### STATED GOAL
Every record must be repeated exactly, with no omission.

###

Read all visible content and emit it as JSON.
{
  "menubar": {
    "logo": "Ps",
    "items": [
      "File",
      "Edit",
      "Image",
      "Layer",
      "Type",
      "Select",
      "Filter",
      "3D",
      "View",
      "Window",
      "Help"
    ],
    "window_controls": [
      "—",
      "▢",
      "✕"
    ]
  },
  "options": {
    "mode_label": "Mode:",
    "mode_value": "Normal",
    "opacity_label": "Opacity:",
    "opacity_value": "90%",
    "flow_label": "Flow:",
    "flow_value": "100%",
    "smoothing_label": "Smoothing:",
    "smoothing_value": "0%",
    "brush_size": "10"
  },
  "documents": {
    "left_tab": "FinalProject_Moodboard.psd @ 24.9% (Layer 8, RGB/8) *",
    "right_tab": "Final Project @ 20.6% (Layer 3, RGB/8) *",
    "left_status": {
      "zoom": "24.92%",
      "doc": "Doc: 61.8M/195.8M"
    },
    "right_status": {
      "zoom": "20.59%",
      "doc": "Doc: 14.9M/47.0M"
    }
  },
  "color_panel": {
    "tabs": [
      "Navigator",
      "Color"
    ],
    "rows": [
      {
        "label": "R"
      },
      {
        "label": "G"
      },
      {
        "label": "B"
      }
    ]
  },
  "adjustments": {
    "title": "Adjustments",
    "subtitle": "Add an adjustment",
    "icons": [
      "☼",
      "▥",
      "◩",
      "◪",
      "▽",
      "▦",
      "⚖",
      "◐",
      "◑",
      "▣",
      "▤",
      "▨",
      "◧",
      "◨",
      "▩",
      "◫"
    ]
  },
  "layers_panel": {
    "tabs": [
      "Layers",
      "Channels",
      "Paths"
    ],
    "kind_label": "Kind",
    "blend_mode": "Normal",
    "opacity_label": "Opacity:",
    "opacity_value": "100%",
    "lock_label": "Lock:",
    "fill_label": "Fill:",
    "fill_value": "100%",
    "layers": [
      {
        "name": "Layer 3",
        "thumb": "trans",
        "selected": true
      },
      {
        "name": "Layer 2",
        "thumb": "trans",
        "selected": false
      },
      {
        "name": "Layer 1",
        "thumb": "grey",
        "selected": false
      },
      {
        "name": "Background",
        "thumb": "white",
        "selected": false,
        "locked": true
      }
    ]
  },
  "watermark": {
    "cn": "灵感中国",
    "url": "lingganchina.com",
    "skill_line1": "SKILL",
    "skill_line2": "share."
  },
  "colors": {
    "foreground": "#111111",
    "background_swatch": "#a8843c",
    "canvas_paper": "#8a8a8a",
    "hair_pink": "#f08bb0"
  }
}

###

### WRITTEN SOLUTION
Read all visible content and emit it as JSON.
{
  "menubar": {
    "logo": "Ps",
    "items": [
      "File",
      "Edit",
      "Image",
      "Layer",
      "Type",
      "Select",
      "Filter",
      "3D",
      "View",
      "Window",
      "Help"
    ],
    "window_controls": [
      "—",
      "▢",
      "✕"
    ]
  },
  "options": {
    "mode_label": "Mode:",
    "mode_value": "Normal",
    "opacity_label": "Opacity:",
    "opacity_value": "90%",
    "flow_label": "Flow:",
    "flow_value": "100%",
    "smoothing_label": "Smoothing:",
    "smoothing_value": "0%",
    "brush_size": "10"
  },
  "documents": {
    "left_tab": "FinalProject_Moodboard.psd @ 24.9% (Layer 8, RGB/8) *",
    "right_tab": "Final Project @ 20.6% (Layer 3, RGB/8) *",
    "left_status": {
      "zoom": "24.92%",
      "doc": "Doc: 61.8M/195.8M"
    },
    "right_status": {
      "zoom": "20.59%",
      "doc": "Doc: 14.9M/47.0M"
    }
  },
  "color_panel": {
    "tabs": [
      "Navigator",
      "Color"
    ],
    "rows": [
      {
        "label": "R"
      },
      {
        "label": "G"
      },
      {
        "label": "B"
      }
    ]
  },
  "adjustments": {
    "title": "Adjustments",
    "subtitle": "Add an adjustment",
    "icons": [
      "☼",
      "▥",
      "◩",
      "◪",
      "▽",
      "▦",
      "⚖",
      "◐",
      "◑",
      "▣",
      "▤",
      "▨",
      "◧",
      "◨",
      "▩",
      "◫"
    ]
  },
  "layers_panel": {
    "tabs": [
      "Layers",
      "Channels",
      "Paths"
    ],
    "kind_label": "Kind",
    "blend_mode": "Normal",
    "opacity_label": "Opacity:",
    "opacity_value": "100%",
    "lock_label": "Lock:",
    "fill_label": "Fill:",
    "fill_value": "100%",
    "layers": [
      {
        "name": "Layer 3",
        "thumb": "trans",
        "selected": true
      },
      {
        "name": "Layer 2",
        "thumb": "trans",
        "selected": false
      },
      {
        "name": "Layer 1",
        "thumb": "grey",
        "selected": false
      },
      {
        "name": "Background",
        "thumb": "white",
        "selected": false,
        "locked": true
      }
    ]
  },
  "watermark": {
    "cn": "灵感中国",
    "url": "lingganchina.com",
    "skill_line1": "SKILL",
    "skill_line2": "share."
  },
  "colors": {
    "foreground": "#111111",
    "background_swatch": "#a8843c",
    "canvas_paper": "#8a8a8a",
    "hair_pink": "#f08bb0"
  }
}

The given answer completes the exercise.